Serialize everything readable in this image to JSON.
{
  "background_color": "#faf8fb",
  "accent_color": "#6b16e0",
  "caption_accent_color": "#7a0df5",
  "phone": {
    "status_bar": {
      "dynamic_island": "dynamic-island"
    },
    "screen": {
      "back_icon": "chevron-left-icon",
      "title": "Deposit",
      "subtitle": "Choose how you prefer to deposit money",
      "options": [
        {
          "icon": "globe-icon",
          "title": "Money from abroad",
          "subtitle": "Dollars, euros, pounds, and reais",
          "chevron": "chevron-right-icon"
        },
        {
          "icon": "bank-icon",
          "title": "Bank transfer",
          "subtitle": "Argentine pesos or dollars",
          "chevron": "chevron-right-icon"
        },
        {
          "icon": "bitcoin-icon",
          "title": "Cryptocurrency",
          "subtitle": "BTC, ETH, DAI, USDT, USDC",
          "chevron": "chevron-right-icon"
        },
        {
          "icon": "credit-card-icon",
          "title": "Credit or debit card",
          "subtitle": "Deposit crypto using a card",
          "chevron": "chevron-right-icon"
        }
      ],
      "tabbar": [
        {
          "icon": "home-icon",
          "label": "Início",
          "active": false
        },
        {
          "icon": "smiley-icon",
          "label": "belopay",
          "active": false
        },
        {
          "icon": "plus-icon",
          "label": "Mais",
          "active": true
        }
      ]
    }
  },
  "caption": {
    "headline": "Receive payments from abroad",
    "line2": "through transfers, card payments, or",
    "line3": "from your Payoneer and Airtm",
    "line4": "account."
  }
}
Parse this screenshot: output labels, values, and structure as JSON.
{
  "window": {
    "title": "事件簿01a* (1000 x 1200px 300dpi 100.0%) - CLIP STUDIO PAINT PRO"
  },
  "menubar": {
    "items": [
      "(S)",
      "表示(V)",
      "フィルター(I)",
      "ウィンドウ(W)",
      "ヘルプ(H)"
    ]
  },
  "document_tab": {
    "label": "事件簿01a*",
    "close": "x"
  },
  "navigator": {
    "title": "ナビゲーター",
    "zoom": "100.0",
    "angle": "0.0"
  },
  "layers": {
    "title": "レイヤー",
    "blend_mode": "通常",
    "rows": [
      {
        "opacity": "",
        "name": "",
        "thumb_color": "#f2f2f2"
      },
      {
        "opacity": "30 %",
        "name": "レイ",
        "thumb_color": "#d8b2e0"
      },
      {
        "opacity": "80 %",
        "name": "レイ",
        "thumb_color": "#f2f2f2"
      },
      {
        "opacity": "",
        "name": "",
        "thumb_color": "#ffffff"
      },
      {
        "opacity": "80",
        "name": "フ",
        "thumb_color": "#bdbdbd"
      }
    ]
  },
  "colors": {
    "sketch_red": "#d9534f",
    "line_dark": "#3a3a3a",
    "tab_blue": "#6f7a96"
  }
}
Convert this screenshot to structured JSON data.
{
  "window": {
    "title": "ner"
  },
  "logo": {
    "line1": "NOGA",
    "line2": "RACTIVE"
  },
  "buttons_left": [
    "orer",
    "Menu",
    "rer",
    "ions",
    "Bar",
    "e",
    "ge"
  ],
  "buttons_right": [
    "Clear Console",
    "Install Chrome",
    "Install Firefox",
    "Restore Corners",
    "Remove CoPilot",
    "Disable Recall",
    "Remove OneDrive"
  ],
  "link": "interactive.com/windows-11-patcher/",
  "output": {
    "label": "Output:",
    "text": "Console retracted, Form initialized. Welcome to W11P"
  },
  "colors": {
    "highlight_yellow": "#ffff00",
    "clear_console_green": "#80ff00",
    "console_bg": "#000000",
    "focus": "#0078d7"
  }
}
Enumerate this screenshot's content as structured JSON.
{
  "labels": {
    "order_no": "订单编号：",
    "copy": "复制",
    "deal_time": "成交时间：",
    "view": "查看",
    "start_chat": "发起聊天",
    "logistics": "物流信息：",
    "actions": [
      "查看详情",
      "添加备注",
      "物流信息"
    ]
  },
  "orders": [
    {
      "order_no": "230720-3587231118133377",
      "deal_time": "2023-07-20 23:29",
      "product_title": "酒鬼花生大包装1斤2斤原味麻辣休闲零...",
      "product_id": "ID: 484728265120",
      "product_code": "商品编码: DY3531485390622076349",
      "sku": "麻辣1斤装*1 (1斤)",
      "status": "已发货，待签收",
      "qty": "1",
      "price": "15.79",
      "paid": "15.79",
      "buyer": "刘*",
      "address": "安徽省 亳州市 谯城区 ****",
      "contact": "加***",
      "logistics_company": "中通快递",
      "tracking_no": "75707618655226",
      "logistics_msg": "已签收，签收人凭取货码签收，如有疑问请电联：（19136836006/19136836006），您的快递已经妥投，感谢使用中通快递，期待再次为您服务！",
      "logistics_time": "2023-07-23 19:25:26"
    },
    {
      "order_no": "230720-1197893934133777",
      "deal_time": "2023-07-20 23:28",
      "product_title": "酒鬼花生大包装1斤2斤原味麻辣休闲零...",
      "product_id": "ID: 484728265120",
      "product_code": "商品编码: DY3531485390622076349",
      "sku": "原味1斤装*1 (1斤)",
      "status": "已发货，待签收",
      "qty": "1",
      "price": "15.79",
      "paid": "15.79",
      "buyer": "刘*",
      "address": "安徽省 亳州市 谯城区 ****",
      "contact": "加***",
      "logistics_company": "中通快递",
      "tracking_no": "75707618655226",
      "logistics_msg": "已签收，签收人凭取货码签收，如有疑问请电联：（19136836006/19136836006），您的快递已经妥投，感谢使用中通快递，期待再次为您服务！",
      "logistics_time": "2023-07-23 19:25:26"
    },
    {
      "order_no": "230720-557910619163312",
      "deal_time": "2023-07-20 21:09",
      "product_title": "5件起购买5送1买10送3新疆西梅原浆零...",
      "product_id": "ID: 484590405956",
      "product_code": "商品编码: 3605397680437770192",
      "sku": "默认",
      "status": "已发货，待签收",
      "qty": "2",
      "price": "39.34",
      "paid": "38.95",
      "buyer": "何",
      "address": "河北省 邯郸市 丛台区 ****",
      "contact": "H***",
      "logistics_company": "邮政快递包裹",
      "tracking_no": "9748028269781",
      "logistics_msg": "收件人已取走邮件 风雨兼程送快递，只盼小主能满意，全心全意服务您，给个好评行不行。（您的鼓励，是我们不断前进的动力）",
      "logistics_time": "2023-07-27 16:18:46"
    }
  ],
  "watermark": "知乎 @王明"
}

--------------------------------

Go through the listing and print each line exactly as it appears.

Serialize everything readable in this image to JSON.
{
  "background_color": "#faf8fb",
  "accent_color": "#6b16e0",
  "caption_accent_color": "#7a0df5",
  "phone": {
    "status_bar": {
      "dynamic_island": "dynamic-island"
    },
    "screen": {
      "back_icon": "chevron-left-icon",
      "title": "Deposit",
      "subtitle": "Choose how you prefer to deposit money",
      "options": [
        {
          "icon": "globe-icon",
          "title": "Money from abroad",
          "subtitle": "Dollars, euros, pounds, and reais",
          "chevron": "chevron-right-icon"
        },
        {
          "icon": "bank-icon",
          "title": "Bank transfer",
          "subtitle": "Argentine pesos or dollars",
          "chevron": "chevron-right-icon"
        },
        {
          "icon": "bitcoin-icon",
          "title": "Cryptocurrency",
          "subtitle": "BTC, ETH, DAI, USDT, USDC",
          "chevron": "chevron-right-icon"
        },
        {
          "icon": "credit-card-icon",
          "title": "Credit or debit card",
          "subtitle": "Deposit crypto using a card",
          "chevron": "chevron-right-icon"
        }
      ],
      "tabbar": [
        {
          "icon": "home-icon",
          "label": "Início",
          "active": false
        },
        {
          "icon": "smiley-icon",
          "label": "belopay",
          "active": false
        },
        {
          "icon": "plus-icon",
          "label": "Mais",
          "active": true
        }
      ]
    }
  },
  "caption": {
    "headline": "Receive payments from abroad",
    "line2": "through transfers, card payments, or",
    "line3": "from your Payoneer and Airtm",
    "line4": "account."
  }
}
Parse this screenshot: output labels, values, and structure as JSON.
{
  "window": {
    "title": "事件簿01a* (1000 x 1200px 300dpi 100.0%) - CLIP STUDIO PAINT PRO"
  },
  "menubar": {
    "items": [
      "(S)",
      "表示(V)",
      "フィルター(I)",
      "ウィンドウ(W)",
      "ヘルプ(H)"
    ]
  },
  "document_tab": {
    "label": "事件簿01a*",
    "close": "x"
  },
  "navigator": {
    "title": "ナビゲーター",
    "zoom": "100.0",
    "angle": "0.0"
  },
  "layers": {
    "title": "レイヤー",
    "blend_mode": "通常",
    "rows": [
      {
        "opacity": "",
        "name": "",
        "thumb_color": "#f2f2f2"
      },
      {
        "opacity": "30 %",
        "name": "レイ",
        "thumb_color": "#d8b2e0"
      },
      {
        "opacity": "80 %",
        "name": "レイ",
        "thumb_color": "#f2f2f2"
      },
      {
        "opacity": "",
        "name": "",
        "thumb_color": "#ffffff"
      },
      {
        "opacity": "80",
        "name": "フ",
        "thumb_color": "#bdbdbd"
      }
    ]
  },
  "colors": {
    "sketch_red": "#d9534f",
    "line_dark": "#3a3a3a",
    "tab_blue": "#6f7a96"
  }
}
Convert this screenshot to structured JSON data.
{
  "window": {
    "title": "ner"
  },
  "logo": {
    "line1": "NOGA",
    "line2": "RACTIVE"
  },
  "buttons_left": [
    "orer",
    "Menu",
    "rer",
    "ions",
    "Bar",
    "e",
    "ge"
  ],
  "buttons_right": [
    "Clear Console",
    "Install Chrome",
    "Install Firefox",
    "Restore Corners",
    "Remove CoPilot",
    "Disable Recall",
    "Remove OneDrive"
  ],
  "link": "interactive.com/windows-11-patcher/",
  "output": {
    "label": "Output:",
    "text": "Console retracted, Form initialized. Welcome to W11P"
  },
  "colors": {
    "highlight_yellow": "#ffff00",
    "clear_console_green": "#80ff00",
    "console_bg": "#000000",
    "focus": "#0078d7"
  }
}
Enumerate this screenshot's content as structured JSON.
{
  "labels": {
    "order_no": "订单编号：",
    "copy": "复制",
    "deal_time": "成交时间：",
    "view": "查看",
    "start_chat": "发起聊天",
    "logistics": "物流信息：",
    "actions": [
      "查看详情",
      "添加备注",
      "物流信息"
    ]
  },
  "orders": [
    {
      "order_no": "230720-3587231118133377",
      "deal_time": "2023-07-20 23:29",
      "product_title": "酒鬼花生大包装1斤2斤原味麻辣休闲零...",
      "product_id": "ID: 484728265120",
      "product_code": "商品编码: DY3531485390622076349",
      "sku": "麻辣1斤装*1 (1斤)",
      "status": "已发货，待签收",
      "qty": "1",
      "price": "15.79",
      "paid": "15.79",
      "buyer": "刘*",
      "address": "安徽省 亳州市 谯城区 ****",
      "contact": "加***",
      "logistics_company": "中通快递",
      "tracking_no": "75707618655226",
      "logistics_msg": "已签收，签收人凭取货码签收，如有疑问请电联：（19136836006/19136836006），您的快递已经妥投，感谢使用中通快递，期待再次为您服务！",
      "logistics_time": "2023-07-23 19:25:26"
    },
    {
      "order_no": "230720-1197893934133777",
      "deal_time": "2023-07-20 23:28",
      "product_title": "酒鬼花生大包装1斤2斤原味麻辣休闲零...",
      "product_id": "ID: 484728265120",
      "product_code": "商品编码: DY3531485390622076349",
      "sku": "原味1斤装*1 (1斤)",
      "status": "已发货，待签收",
      "qty": "1",
      "price": "15.79",
      "paid": "15.79",
      "buyer": "刘*",
      "address": "安徽省 亳州市 谯城区 ****",
      "contact": "加***",
      "logistics_company": "中通快递",
      "tracking_no": "75707618655226",
      "logistics_msg": "已签收，签收人凭取货码签收，如有疑问请电联：（19136836006/19136836006），您的快递已经妥投，感谢使用中通快递，期待再次为您服务！",
      "logistics_time": "2023-07-23 19:25:26"
    },
    {
      "order_no": "230720-557910619163312",
      "deal_time": "2023-07-20 21:09",
      "product_title": "5件起购买5送1买10送3新疆西梅原浆零...",
      "product_id": "ID: 484590405956",
      "product_code": "商品编码: 3605397680437770192",
      "sku": "默认",
      "status": "已发货，待签收",
      "qty": "2",
      "price": "39.34",
      "paid": "38.95",
      "buyer": "何",
      "address": "河北省 邯郸市 丛台区 ****",
      "contact": "H***",
      "logistics_company": "邮政快递包裹",
      "tracking_no": "9748028269781",
      "logistics_msg": "收件人已取走邮件 风雨兼程送快递，只盼小主能满意，全心全意服务您，给个好评行不行。（您的鼓励，是我们不断前进的动力）",
      "logistics_time": "2023-07-27 16:18:46"
    }
  ],
  "watermark": "知乎 @王明"
}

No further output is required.